— START MATERIAL PROVIDED —

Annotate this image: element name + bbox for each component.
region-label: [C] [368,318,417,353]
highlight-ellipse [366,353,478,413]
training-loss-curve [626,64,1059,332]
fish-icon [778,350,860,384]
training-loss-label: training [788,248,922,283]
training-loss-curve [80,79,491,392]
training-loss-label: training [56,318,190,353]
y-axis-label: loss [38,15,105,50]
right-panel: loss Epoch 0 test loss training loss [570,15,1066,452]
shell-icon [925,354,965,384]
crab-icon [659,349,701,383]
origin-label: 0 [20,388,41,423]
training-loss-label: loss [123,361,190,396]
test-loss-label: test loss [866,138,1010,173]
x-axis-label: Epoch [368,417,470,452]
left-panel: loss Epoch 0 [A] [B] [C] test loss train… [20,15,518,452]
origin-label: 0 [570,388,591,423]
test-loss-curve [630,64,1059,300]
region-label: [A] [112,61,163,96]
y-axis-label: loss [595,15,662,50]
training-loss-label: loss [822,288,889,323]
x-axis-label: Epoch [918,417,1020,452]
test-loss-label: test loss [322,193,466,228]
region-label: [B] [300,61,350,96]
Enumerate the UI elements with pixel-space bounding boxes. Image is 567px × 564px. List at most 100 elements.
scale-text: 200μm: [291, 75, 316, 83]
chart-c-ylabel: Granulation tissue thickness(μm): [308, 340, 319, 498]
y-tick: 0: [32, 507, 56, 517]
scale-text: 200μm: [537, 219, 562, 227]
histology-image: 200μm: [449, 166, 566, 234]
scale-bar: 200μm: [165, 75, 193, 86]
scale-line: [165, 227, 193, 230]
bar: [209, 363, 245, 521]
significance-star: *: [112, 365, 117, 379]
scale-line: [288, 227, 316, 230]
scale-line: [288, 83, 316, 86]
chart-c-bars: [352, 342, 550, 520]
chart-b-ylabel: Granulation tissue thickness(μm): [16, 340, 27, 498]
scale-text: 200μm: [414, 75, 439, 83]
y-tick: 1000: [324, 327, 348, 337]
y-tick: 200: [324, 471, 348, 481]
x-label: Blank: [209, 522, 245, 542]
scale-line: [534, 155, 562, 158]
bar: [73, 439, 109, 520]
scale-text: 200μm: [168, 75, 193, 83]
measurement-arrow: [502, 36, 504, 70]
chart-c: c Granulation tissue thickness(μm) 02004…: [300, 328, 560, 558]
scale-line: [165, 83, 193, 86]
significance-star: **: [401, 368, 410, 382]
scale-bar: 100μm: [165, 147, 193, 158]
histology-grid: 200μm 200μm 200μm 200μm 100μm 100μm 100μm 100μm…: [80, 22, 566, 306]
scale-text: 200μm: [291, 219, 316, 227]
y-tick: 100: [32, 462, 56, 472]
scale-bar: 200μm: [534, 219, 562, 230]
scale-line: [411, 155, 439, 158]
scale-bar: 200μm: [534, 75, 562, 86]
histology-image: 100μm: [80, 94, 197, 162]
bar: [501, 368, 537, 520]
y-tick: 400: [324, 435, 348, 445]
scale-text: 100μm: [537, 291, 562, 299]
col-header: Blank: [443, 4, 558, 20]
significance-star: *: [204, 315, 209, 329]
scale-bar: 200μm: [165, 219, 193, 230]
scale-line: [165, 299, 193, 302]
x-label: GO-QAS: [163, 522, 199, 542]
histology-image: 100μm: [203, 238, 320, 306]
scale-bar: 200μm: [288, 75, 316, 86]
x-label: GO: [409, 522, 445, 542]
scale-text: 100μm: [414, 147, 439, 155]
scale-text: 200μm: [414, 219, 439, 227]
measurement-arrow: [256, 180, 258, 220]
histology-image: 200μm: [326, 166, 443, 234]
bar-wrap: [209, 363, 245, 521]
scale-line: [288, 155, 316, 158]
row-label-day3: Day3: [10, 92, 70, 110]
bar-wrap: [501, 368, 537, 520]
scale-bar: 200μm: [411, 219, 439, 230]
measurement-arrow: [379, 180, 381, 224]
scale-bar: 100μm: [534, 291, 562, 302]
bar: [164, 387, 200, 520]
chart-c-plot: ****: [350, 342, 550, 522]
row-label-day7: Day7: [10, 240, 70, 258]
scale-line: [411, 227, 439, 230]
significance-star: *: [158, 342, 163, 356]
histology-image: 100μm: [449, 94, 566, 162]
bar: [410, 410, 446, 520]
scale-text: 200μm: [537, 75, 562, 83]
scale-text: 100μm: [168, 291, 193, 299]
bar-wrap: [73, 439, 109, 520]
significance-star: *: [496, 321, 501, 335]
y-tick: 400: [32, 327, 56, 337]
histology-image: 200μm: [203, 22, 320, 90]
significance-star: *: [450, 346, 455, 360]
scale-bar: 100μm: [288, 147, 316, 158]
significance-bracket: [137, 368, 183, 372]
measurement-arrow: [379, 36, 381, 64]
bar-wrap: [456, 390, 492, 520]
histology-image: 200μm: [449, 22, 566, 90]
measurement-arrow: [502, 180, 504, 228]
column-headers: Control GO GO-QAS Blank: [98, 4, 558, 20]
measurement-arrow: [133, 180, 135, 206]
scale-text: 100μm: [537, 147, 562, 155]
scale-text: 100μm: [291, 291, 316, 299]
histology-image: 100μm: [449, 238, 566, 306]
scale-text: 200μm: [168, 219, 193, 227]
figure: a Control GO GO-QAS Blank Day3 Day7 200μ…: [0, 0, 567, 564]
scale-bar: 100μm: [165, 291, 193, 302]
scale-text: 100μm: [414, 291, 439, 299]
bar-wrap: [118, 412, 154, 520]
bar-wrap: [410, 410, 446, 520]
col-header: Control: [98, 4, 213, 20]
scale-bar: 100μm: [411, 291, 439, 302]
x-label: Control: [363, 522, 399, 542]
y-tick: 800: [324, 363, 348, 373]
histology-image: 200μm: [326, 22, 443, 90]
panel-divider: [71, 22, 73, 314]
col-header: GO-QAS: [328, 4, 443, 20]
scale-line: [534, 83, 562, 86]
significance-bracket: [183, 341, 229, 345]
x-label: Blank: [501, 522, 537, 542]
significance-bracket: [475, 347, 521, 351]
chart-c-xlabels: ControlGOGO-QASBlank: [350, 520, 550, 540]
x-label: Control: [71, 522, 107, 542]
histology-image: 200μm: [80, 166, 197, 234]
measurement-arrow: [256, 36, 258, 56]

— END MATERIAL PROVIDED —

* _WORK TO COMPLETE_
Retype all of the records above line for line, without changing any character.

* _FULL SOLUTION_
Annotate this image: element name + bbox for each component.
region-label: [C] [368,318,417,353]
highlight-ellipse [366,353,478,413]
training-loss-curve [626,64,1059,332]
fish-icon [778,350,860,384]
training-loss-label: training [788,248,922,283]
training-loss-curve [80,79,491,392]
training-loss-label: training [56,318,190,353]
y-axis-label: loss [38,15,105,50]
right-panel: loss Epoch 0 test loss training loss [570,15,1066,452]
shell-icon [925,354,965,384]
crab-icon [659,349,701,383]
origin-label: 0 [20,388,41,423]
training-loss-label: loss [123,361,190,396]
test-loss-label: test loss [866,138,1010,173]
x-axis-label: Epoch [368,417,470,452]
left-panel: loss Epoch 0 [A] [B] [C] test loss train… [20,15,518,452]
origin-label: 0 [570,388,591,423]
test-loss-curve [630,64,1059,300]
region-label: [A] [112,61,163,96]
y-axis-label: loss [595,15,662,50]
training-loss-label: loss [822,288,889,323]
x-axis-label: Epoch [918,417,1020,452]
test-loss-label: test loss [322,193,466,228]
region-label: [B] [300,61,350,96]
Enumerate the UI elements with pixel-space bounding boxes. Image is 567px × 564px. List at most 100 elements.
scale-text: 200μm: [291, 75, 316, 83]
chart-c-ylabel: Granulation tissue thickness(μm): [308, 340, 319, 498]
y-tick: 0: [32, 507, 56, 517]
scale-text: 200μm: [537, 219, 562, 227]
histology-image: 200μm: [449, 166, 566, 234]
scale-bar: 200μm: [165, 75, 193, 86]
scale-line: [165, 227, 193, 230]
bar: [209, 363, 245, 521]
significance-star: *: [112, 365, 117, 379]
scale-line: [288, 227, 316, 230]
scale-line: [288, 83, 316, 86]
chart-c-bars: [352, 342, 550, 520]
chart-b-ylabel: Granulation tissue thickness(μm): [16, 340, 27, 498]
scale-text: 200μm: [414, 75, 439, 83]
y-tick: 1000: [324, 327, 348, 337]
y-tick: 200: [324, 471, 348, 481]
x-label: Blank: [209, 522, 245, 542]
scale-line: [534, 155, 562, 158]
bar: [73, 439, 109, 520]
scale-text: 200μm: [168, 75, 193, 83]
measurement-arrow: [502, 36, 504, 70]
chart-c: c Granulation tissue thickness(μm) 02004…: [300, 328, 560, 558]
scale-line: [165, 83, 193, 86]
significance-star: **: [401, 368, 410, 382]
scale-bar: 100μm: [165, 147, 193, 158]
histology-grid: 200μm 200μm 200μm 200μm 100μm 100μm 100μm 100μm…: [80, 22, 566, 306]
scale-text: 200μm: [291, 219, 316, 227]
y-tick: 100: [32, 462, 56, 472]
scale-bar: 200μm: [534, 219, 562, 230]
scale-line: [411, 155, 439, 158]
scale-bar: 200μm: [534, 75, 562, 86]
histology-image: 100μm: [80, 94, 197, 162]
bar: [501, 368, 537, 520]
y-tick: 400: [324, 435, 348, 445]
scale-text: 100μm: [537, 291, 562, 299]
col-header: Blank: [443, 4, 558, 20]
significance-star: *: [204, 315, 209, 329]
scale-bar: 200μm: [165, 219, 193, 230]
scale-line: [165, 299, 193, 302]
x-label: GO-QAS: [163, 522, 199, 542]
histology-image: 100μm: [203, 238, 320, 306]
scale-bar: 200μm: [288, 75, 316, 86]
x-label: GO: [409, 522, 445, 542]
scale-text: 100μm: [414, 147, 439, 155]
scale-text: 200μm: [414, 219, 439, 227]
measurement-arrow: [256, 180, 258, 220]
histology-image: 200μm: [326, 166, 443, 234]
bar-wrap: [209, 363, 245, 521]
scale-line: [288, 155, 316, 158]
row-label-day3: Day3: [10, 92, 70, 110]
bar-wrap: [501, 368, 537, 520]
scale-bar: 200μm: [411, 219, 439, 230]
measurement-arrow: [379, 180, 381, 224]
scale-bar: 100μm: [534, 291, 562, 302]
bar: [164, 387, 200, 520]
chart-c-plot: ****: [350, 342, 550, 522]
row-label-day7: Day7: [10, 240, 70, 258]
scale-line: [411, 227, 439, 230]
significance-star: *: [158, 342, 163, 356]
histology-image: 100μm: [449, 94, 566, 162]
bar: [410, 410, 446, 520]
scale-text: 200μm: [537, 75, 562, 83]
scale-text: 100μm: [168, 291, 193, 299]
bar-wrap: [73, 439, 109, 520]
significance-star: *: [496, 321, 501, 335]
y-tick: 400: [32, 327, 56, 337]
histology-image: 200μm: [203, 22, 320, 90]
significance-star: *: [450, 346, 455, 360]
scale-bar: 100μm: [288, 147, 316, 158]
significance-bracket: [137, 368, 183, 372]
measurement-arrow: [379, 36, 381, 64]
bar-wrap: [456, 390, 492, 520]
histology-image: 200μm: [449, 22, 566, 90]
measurement-arrow: [502, 180, 504, 228]
column-headers: Control GO GO-QAS Blank: [98, 4, 558, 20]
measurement-arrow: [133, 180, 135, 206]
scale-text: 100μm: [537, 147, 562, 155]
scale-text: 100μm: [291, 291, 316, 299]
histology-image: 100μm: [449, 238, 566, 306]
scale-text: 200μm: [168, 219, 193, 227]
figure: a Control GO GO-QAS Blank Day3 Day7 200μ…: [0, 0, 567, 564]
scale-bar: 100μm: [165, 291, 193, 302]
scale-text: 100μm: [414, 291, 439, 299]
bar-wrap: [118, 412, 154, 520]
bar-wrap: [410, 410, 446, 520]
col-header: Control: [98, 4, 213, 20]
scale-bar: 100μm: [411, 291, 439, 302]
x-label: Control: [363, 522, 399, 542]
y-tick: 800: [324, 363, 348, 373]
histology-image: 200μm: [326, 22, 443, 90]
panel-divider: [71, 22, 73, 314]
col-header: GO-QAS: [328, 4, 443, 20]
scale-line: [534, 83, 562, 86]
significance-bracket: [183, 341, 229, 345]
x-label: Blank: [501, 522, 537, 542]
significance-bracket: [475, 347, 521, 351]
chart-c-xlabels: ControlGOGO-QASBlank: [350, 520, 550, 540]
x-label: Control: [71, 522, 107, 542]
histology-image: 200μm: [80, 166, 197, 234]
measurement-arrow: [256, 36, 258, 56]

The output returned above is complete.